## What the task asks
Retype the whole listing verbatim and keep the pictures out of it.

Stored entries:
>> Begin

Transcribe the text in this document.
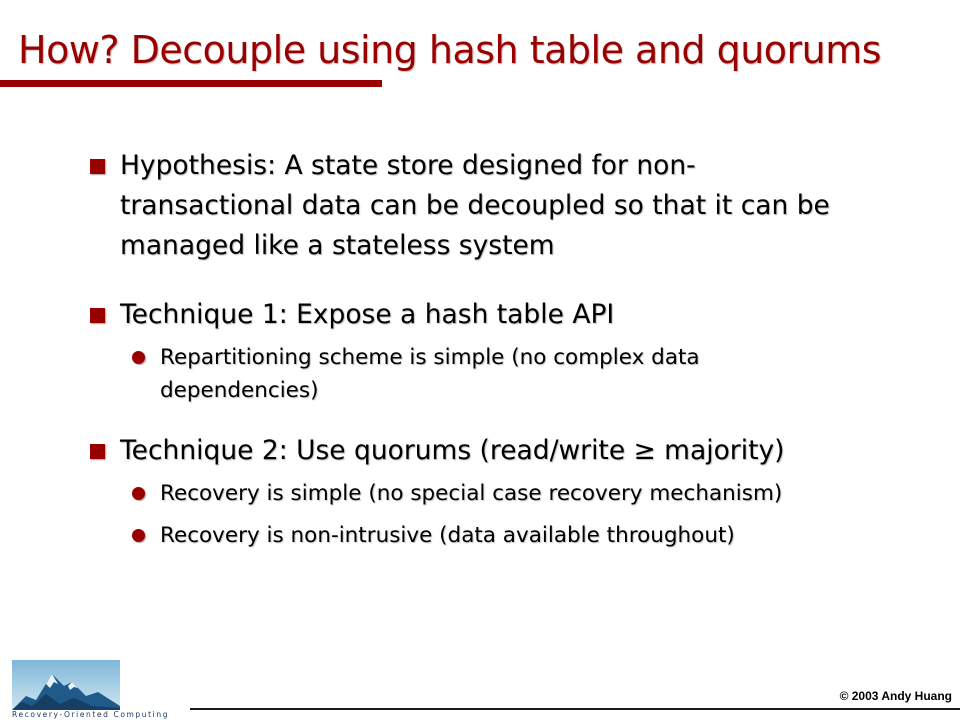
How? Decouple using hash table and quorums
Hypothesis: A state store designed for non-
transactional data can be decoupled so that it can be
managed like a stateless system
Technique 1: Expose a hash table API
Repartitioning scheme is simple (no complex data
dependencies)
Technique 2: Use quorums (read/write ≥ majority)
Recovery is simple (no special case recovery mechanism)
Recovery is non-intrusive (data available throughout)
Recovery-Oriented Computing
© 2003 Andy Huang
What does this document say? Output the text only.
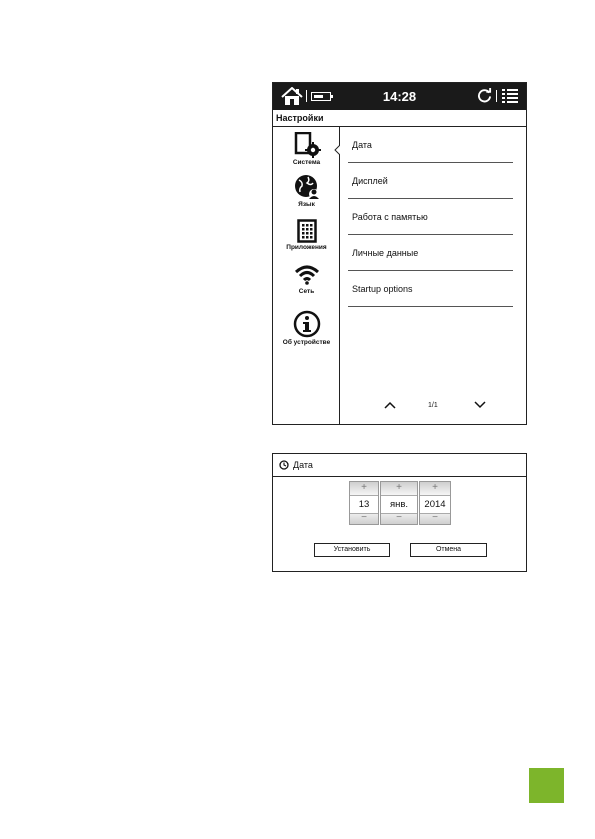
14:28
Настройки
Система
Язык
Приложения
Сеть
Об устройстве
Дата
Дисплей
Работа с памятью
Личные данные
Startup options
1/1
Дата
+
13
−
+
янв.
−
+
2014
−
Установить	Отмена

>> End

## The result
Transcribe the text in this document.
How? Decouple using hash table and quorums
Hypothesis: A state store designed for non-
transactional data can be decoupled so that it can be
managed like a stateless system
Technique 1: Expose a hash table API
Repartitioning scheme is simple (no complex data
dependencies)
Technique 2: Use quorums (read/write ≥ majority)
Recovery is simple (no special case recovery mechanism)
Recovery is non-intrusive (data available throughout)
Recovery-Oriented Computing
© 2003 Andy Huang
What does this document say? Output the text only.
14:28
Настройки
Система
Язык
Приложения
Сеть
Об устройстве
Дата
Дисплей
Работа с памятью
Личные данные
Startup options
1/1
Дата
+
13
−
+
янв.
−
+
2014
−
Установить	Отмена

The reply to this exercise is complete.